Wykazy elementów i ich ramek
>>>>
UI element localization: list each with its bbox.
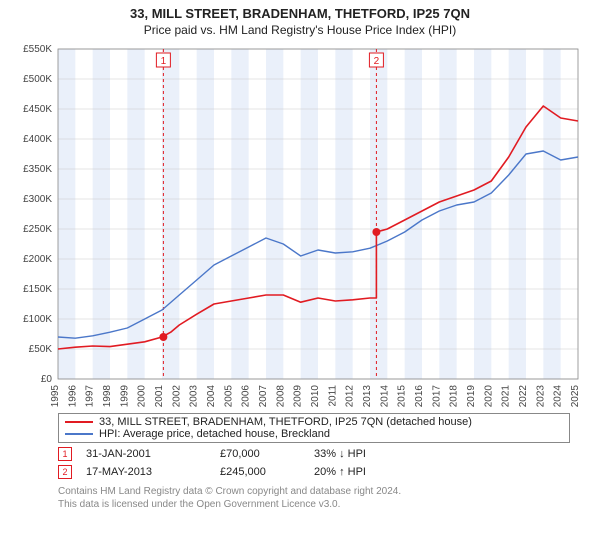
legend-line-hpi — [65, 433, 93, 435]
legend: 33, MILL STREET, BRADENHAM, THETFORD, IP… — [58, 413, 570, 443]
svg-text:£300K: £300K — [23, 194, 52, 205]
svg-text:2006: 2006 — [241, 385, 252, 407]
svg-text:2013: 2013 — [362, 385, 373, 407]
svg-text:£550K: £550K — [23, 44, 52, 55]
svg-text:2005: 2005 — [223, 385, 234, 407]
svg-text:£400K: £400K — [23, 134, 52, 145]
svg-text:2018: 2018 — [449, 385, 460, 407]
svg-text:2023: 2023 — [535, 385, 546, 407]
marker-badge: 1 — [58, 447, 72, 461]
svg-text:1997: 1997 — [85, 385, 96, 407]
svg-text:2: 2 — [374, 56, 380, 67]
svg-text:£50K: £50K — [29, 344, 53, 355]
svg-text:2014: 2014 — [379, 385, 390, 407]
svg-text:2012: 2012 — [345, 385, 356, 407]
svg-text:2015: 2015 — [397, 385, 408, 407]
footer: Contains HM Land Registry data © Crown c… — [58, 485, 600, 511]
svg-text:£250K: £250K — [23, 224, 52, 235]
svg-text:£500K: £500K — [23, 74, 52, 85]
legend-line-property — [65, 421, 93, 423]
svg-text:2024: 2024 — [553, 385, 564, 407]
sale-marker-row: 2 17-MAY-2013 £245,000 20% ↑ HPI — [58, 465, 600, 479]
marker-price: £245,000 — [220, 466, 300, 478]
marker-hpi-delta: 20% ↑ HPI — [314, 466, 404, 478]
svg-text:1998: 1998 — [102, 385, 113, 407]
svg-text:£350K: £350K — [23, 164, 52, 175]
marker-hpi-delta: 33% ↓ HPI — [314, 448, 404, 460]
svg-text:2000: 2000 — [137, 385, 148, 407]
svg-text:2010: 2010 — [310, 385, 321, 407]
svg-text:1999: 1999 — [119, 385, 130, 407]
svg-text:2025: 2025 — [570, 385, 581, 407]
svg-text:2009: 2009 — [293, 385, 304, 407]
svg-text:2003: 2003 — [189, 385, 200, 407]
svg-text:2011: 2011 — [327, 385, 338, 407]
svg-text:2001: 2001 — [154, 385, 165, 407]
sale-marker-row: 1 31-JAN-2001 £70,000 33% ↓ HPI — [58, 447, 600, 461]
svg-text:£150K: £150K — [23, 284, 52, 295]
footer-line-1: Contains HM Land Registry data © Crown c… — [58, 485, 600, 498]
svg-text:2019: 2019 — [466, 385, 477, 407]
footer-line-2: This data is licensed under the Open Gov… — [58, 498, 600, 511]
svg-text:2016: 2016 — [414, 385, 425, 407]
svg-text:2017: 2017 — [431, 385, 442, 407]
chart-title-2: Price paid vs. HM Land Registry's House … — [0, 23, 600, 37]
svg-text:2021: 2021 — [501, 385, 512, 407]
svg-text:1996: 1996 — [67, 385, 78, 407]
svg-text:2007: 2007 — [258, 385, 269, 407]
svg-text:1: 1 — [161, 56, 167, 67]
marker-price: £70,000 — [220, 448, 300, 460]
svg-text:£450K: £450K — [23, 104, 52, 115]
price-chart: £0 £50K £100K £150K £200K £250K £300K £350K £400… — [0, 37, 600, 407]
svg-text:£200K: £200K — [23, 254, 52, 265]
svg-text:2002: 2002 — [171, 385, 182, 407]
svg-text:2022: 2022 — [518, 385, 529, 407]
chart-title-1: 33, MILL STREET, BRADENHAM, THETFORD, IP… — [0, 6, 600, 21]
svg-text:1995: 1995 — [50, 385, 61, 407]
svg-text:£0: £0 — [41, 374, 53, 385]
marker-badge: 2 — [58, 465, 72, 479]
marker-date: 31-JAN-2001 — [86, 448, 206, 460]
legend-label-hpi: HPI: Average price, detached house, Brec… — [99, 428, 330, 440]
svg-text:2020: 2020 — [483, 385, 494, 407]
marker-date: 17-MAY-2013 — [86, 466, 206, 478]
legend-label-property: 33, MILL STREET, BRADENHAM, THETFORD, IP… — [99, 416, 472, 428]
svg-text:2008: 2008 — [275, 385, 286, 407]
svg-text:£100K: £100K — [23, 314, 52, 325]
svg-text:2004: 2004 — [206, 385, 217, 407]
<<<<
## Krótkie zadanie
Przedstaw jako listę JSON napisów wiersze od tego, który zawiera "legend-line-hpi — [65, 433, 93, 435]", do tego, który zawiera "marker-hpi-delta: 20% ↑", oba włącznie. Każdy wiersz ma być osobnym napisem, a puste wiersze pomiń.

## Oczekiwany wynik
[
  "legend-line-hpi — [65, 433, 93, 435]",
  "legend: 33, MILL STREET, BRADENHAM, THETFORD, IP… — [58, 413, 570, 443]",
  "svg-text:£300K: £300K — [23, 194, 52, 205]",
  "svg-text:2006: 2006 — [241, 385, 252, 407]",
  "svg-text:2013: 2013 — [362, 385, 373, 407]",
  "svg-text:£550K: £550K — [23, 44, 52, 55]",
  "svg-text:2005: 2005 — [223, 385, 234, 407]",
  "svg-text:£400K: £400K — [23, 134, 52, 145]",
  "svg-text:2018: 2018 — [449, 385, 460, 407]",
  "svg-text:2023: 2023 — [535, 385, 546, 407]",
  "marker-badge: 1 — [58, 447, 72, 461]",
  "svg-text:1997: 1997 — [85, 385, 96, 407]",
  "svg-text:2: 2 — [374, 56, 380, 67]",
  "svg-text:£50K: £50K — [29, 344, 53, 355]",
  "svg-text:2014: 2014 — [379, 385, 390, 407]",
  "svg-text:2012: 2012 — [345, 385, 356, 407]",
  "svg-text:2015: 2015 — [397, 385, 408, 407]",
  "footer: Contains HM Land Registry data © Crown c… — [58, 485, 600, 511]",
  "svg-text:£250K: £250K — [23, 224, 52, 235]",
  "svg-text:£500K: £500K — [23, 74, 52, 85]",
  "legend-line-property — [65, 421, 93, 423]",
  "svg-text:2024: 2024 — [553, 385, 564, 407]",
  "sale-marker-row: 2 17-MAY-2013 £245,000 20% ↑ HPI — [58, 465, 600, 479]",
  "marker-price: £245,000 — [220, 466, 300, 478]",
  "marker-hpi-delta: 20% ↑ HPI — [314, 466, 404, 478]"
]